## [Aim]
Copy every entry exactly.

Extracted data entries
----

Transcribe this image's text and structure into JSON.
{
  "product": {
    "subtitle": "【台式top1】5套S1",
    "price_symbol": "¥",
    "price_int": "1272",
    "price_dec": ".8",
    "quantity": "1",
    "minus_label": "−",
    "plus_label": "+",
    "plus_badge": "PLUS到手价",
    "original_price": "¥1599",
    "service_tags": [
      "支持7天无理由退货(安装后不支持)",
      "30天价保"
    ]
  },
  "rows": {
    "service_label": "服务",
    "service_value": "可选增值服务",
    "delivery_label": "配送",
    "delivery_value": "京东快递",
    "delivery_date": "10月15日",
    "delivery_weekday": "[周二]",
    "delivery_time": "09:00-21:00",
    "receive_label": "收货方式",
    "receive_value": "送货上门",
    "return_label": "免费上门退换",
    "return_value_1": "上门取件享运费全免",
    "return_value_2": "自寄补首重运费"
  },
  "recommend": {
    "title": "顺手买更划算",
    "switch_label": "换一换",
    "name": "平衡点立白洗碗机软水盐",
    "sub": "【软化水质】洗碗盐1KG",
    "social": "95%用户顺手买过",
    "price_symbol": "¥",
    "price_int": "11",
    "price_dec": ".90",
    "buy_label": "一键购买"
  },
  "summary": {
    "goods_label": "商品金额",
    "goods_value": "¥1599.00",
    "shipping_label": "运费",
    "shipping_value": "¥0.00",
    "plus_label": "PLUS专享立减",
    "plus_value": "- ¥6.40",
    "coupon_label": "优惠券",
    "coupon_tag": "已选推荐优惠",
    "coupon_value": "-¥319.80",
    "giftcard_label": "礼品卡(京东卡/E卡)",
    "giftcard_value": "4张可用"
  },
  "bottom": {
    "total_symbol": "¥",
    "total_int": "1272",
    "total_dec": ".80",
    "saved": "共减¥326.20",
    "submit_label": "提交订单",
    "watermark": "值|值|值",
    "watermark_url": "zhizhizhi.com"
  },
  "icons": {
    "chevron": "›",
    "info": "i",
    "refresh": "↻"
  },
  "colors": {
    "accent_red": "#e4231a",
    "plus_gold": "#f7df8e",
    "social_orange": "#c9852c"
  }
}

----

## [Exercise result]
Transcribe this image's text and structure into JSON.
{
  "product": {
    "subtitle": "【台式top1】5套S1",
    "price_symbol": "¥",
    "price_int": "1272",
    "price_dec": ".8",
    "quantity": "1",
    "minus_label": "−",
    "plus_label": "+",
    "plus_badge": "PLUS到手价",
    "original_price": "¥1599",
    "service_tags": [
      "支持7天无理由退货(安装后不支持)",
      "30天价保"
    ]
  },
  "rows": {
    "service_label": "服务",
    "service_value": "可选增值服务",
    "delivery_label": "配送",
    "delivery_value": "京东快递",
    "delivery_date": "10月15日",
    "delivery_weekday": "[周二]",
    "delivery_time": "09:00-21:00",
    "receive_label": "收货方式",
    "receive_value": "送货上门",
    "return_label": "免费上门退换",
    "return_value_1": "上门取件享运费全免",
    "return_value_2": "自寄补首重运费"
  },
  "recommend": {
    "title": "顺手买更划算",
    "switch_label": "换一换",
    "name": "平衡点立白洗碗机软水盐",
    "sub": "【软化水质】洗碗盐1KG",
    "social": "95%用户顺手买过",
    "price_symbol": "¥",
    "price_int": "11",
    "price_dec": ".90",
    "buy_label": "一键购买"
  },
  "summary": {
    "goods_label": "商品金额",
    "goods_value": "¥1599.00",
    "shipping_label": "运费",
    "shipping_value": "¥0.00",
    "plus_label": "PLUS专享立减",
    "plus_value": "- ¥6.40",
    "coupon_label": "优惠券",
    "coupon_tag": "已选推荐优惠",
    "coupon_value": "-¥319.80",
    "giftcard_label": "礼品卡(京东卡/E卡)",
    "giftcard_value": "4张可用"
  },
  "bottom": {
    "total_symbol": "¥",
    "total_int": "1272",
    "total_dec": ".80",
    "saved": "共减¥326.20",
    "submit_label": "提交订单",
    "watermark": "值|值|值",
    "watermark_url": "zhizhizhi.com"
  },
  "icons": {
    "chevron": "›",
    "info": "i",
    "refresh": "↻"
  },
  "colors": {
    "accent_red": "#e4231a",
    "plus_gold": "#f7df8e",
    "social_orange": "#c9852c"
  }
}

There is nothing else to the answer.